* Your goal:
Write every record out again exactly as given.

* Exercise material:
=======

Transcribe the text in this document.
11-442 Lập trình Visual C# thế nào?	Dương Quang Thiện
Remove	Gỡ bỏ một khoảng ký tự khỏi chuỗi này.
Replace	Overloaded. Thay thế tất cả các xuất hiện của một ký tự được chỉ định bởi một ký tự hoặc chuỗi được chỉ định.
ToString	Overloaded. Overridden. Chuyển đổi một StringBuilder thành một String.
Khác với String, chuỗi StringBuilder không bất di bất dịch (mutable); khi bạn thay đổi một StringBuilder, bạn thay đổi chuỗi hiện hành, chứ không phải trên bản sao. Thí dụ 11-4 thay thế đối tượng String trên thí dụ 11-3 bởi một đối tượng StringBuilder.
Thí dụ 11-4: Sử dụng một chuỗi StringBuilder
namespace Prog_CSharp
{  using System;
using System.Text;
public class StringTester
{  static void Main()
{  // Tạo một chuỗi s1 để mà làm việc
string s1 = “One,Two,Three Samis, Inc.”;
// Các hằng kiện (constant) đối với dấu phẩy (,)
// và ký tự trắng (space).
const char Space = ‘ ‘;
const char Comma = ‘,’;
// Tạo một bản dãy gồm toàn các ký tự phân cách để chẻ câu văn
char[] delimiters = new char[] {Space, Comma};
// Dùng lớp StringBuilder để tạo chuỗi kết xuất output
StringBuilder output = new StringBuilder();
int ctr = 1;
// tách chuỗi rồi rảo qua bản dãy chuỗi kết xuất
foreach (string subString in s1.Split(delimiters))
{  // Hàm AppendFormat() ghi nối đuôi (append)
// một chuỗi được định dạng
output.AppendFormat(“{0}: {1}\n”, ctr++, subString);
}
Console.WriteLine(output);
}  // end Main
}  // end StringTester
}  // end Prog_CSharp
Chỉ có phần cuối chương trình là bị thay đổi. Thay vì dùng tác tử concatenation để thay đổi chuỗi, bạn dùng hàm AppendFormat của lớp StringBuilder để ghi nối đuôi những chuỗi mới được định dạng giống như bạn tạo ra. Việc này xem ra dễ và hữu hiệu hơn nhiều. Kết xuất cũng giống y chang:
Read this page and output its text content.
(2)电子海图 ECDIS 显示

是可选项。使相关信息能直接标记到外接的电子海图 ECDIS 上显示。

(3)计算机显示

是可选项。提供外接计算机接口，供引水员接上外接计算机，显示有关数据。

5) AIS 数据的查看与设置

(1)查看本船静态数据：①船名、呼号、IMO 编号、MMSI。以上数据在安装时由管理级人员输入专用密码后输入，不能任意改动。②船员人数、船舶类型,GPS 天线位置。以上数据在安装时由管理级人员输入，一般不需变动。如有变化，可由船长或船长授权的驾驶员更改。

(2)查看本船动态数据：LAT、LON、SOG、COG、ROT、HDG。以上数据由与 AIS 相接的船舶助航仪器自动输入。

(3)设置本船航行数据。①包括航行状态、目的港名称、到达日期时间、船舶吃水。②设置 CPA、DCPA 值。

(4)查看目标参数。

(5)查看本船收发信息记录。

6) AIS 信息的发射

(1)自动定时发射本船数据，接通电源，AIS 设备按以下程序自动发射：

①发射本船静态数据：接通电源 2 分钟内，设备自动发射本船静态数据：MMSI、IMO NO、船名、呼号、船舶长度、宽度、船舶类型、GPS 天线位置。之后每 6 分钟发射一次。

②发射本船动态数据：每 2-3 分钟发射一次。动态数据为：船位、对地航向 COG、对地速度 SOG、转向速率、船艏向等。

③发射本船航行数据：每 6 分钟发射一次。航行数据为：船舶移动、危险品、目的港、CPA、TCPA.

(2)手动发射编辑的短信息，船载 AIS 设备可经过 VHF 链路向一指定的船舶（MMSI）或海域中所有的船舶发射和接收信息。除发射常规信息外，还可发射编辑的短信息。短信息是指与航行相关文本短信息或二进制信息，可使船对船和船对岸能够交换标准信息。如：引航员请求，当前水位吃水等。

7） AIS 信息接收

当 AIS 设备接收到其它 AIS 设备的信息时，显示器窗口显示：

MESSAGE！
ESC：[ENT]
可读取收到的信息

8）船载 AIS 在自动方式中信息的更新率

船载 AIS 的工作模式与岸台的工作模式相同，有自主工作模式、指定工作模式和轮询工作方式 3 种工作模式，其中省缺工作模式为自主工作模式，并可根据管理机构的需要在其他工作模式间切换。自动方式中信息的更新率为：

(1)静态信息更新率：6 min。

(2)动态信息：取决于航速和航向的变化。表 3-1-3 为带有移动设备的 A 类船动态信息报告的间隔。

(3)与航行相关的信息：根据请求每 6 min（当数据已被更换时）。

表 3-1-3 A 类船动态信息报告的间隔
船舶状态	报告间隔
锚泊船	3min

=======

* Final result:
Transcribe the text in this document.
11-442 Lập trình Visual C# thế nào?	Dương Quang Thiện
Remove	Gỡ bỏ một khoảng ký tự khỏi chuỗi này.
Replace	Overloaded. Thay thế tất cả các xuất hiện của một ký tự được chỉ định bởi một ký tự hoặc chuỗi được chỉ định.
ToString	Overloaded. Overridden. Chuyển đổi một StringBuilder thành một String.
Khác với String, chuỗi StringBuilder không bất di bất dịch (mutable); khi bạn thay đổi một StringBuilder, bạn thay đổi chuỗi hiện hành, chứ không phải trên bản sao. Thí dụ 11-4 thay thế đối tượng String trên thí dụ 11-3 bởi một đối tượng StringBuilder.
Thí dụ 11-4: Sử dụng một chuỗi StringBuilder
namespace Prog_CSharp
{  using System;
using System.Text;
public class StringTester
{  static void Main()
{  // Tạo một chuỗi s1 để mà làm việc
string s1 = “One,Two,Three Samis, Inc.”;
// Các hằng kiện (constant) đối với dấu phẩy (,)
// và ký tự trắng (space).
const char Space = ‘ ‘;
const char Comma = ‘,’;
// Tạo một bản dãy gồm toàn các ký tự phân cách để chẻ câu văn
char[] delimiters = new char[] {Space, Comma};
// Dùng lớp StringBuilder để tạo chuỗi kết xuất output
StringBuilder output = new StringBuilder();
int ctr = 1;
// tách chuỗi rồi rảo qua bản dãy chuỗi kết xuất
foreach (string subString in s1.Split(delimiters))
{  // Hàm AppendFormat() ghi nối đuôi (append)
// một chuỗi được định dạng
output.AppendFormat(“{0}: {1}\n”, ctr++, subString);
}
Console.WriteLine(output);
}  // end Main
}  // end StringTester
}  // end Prog_CSharp
Chỉ có phần cuối chương trình là bị thay đổi. Thay vì dùng tác tử concatenation để thay đổi chuỗi, bạn dùng hàm AppendFormat của lớp StringBuilder để ghi nối đuôi những chuỗi mới được định dạng giống như bạn tạo ra. Việc này xem ra dễ và hữu hiệu hơn nhiều. Kết xuất cũng giống y chang:
Read this page and output its text content.
(2)电子海图 ECDIS 显示

是可选项。使相关信息能直接标记到外接的电子海图 ECDIS 上显示。

(3)计算机显示

是可选项。提供外接计算机接口，供引水员接上外接计算机，显示有关数据。

5) AIS 数据的查看与设置

(1)查看本船静态数据：①船名、呼号、IMO 编号、MMSI。以上数据在安装时由管理级人员输入专用密码后输入，不能任意改动。②船员人数、船舶类型,GPS 天线位置。以上数据在安装时由管理级人员输入，一般不需变动。如有变化，可由船长或船长授权的驾驶员更改。

(2)查看本船动态数据：LAT、LON、SOG、COG、ROT、HDG。以上数据由与 AIS 相接的船舶助航仪器自动输入。

(3)设置本船航行数据。①包括航行状态、目的港名称、到达日期时间、船舶吃水。②设置 CPA、DCPA 值。

(4)查看目标参数。

(5)查看本船收发信息记录。

6) AIS 信息的发射

(1)自动定时发射本船数据，接通电源，AIS 设备按以下程序自动发射：

①发射本船静态数据：接通电源 2 分钟内，设备自动发射本船静态数据：MMSI、IMO NO、船名、呼号、船舶长度、宽度、船舶类型、GPS 天线位置。之后每 6 分钟发射一次。

②发射本船动态数据：每 2-3 分钟发射一次。动态数据为：船位、对地航向 COG、对地速度 SOG、转向速率、船艏向等。

③发射本船航行数据：每 6 分钟发射一次。航行数据为：船舶移动、危险品、目的港、CPA、TCPA.

(2)手动发射编辑的短信息，船载 AIS 设备可经过 VHF 链路向一指定的船舶（MMSI）或海域中所有的船舶发射和接收信息。除发射常规信息外，还可发射编辑的短信息。短信息是指与航行相关文本短信息或二进制信息，可使船对船和船对岸能够交换标准信息。如：引航员请求，当前水位吃水等。

7） AIS 信息接收

当 AIS 设备接收到其它 AIS 设备的信息时，显示器窗口显示：

MESSAGE！
ESC：[ENT]
可读取收到的信息

8）船载 AIS 在自动方式中信息的更新率

船载 AIS 的工作模式与岸台的工作模式相同，有自主工作模式、指定工作模式和轮询工作方式 3 种工作模式，其中省缺工作模式为自主工作模式，并可根据管理机构的需要在其他工作模式间切换。自动方式中信息的更新率为：

(1)静态信息更新率：6 min。

(2)动态信息：取决于航速和航向的变化。表 3-1-3 为带有移动设备的 A 类船动态信息报告的间隔。

(3)与航行相关的信息：根据请求每 6 min（当数据已被更换时）。

表 3-1-3 A 类船动态信息报告的间隔
船舶状态	报告间隔
锚泊船	3min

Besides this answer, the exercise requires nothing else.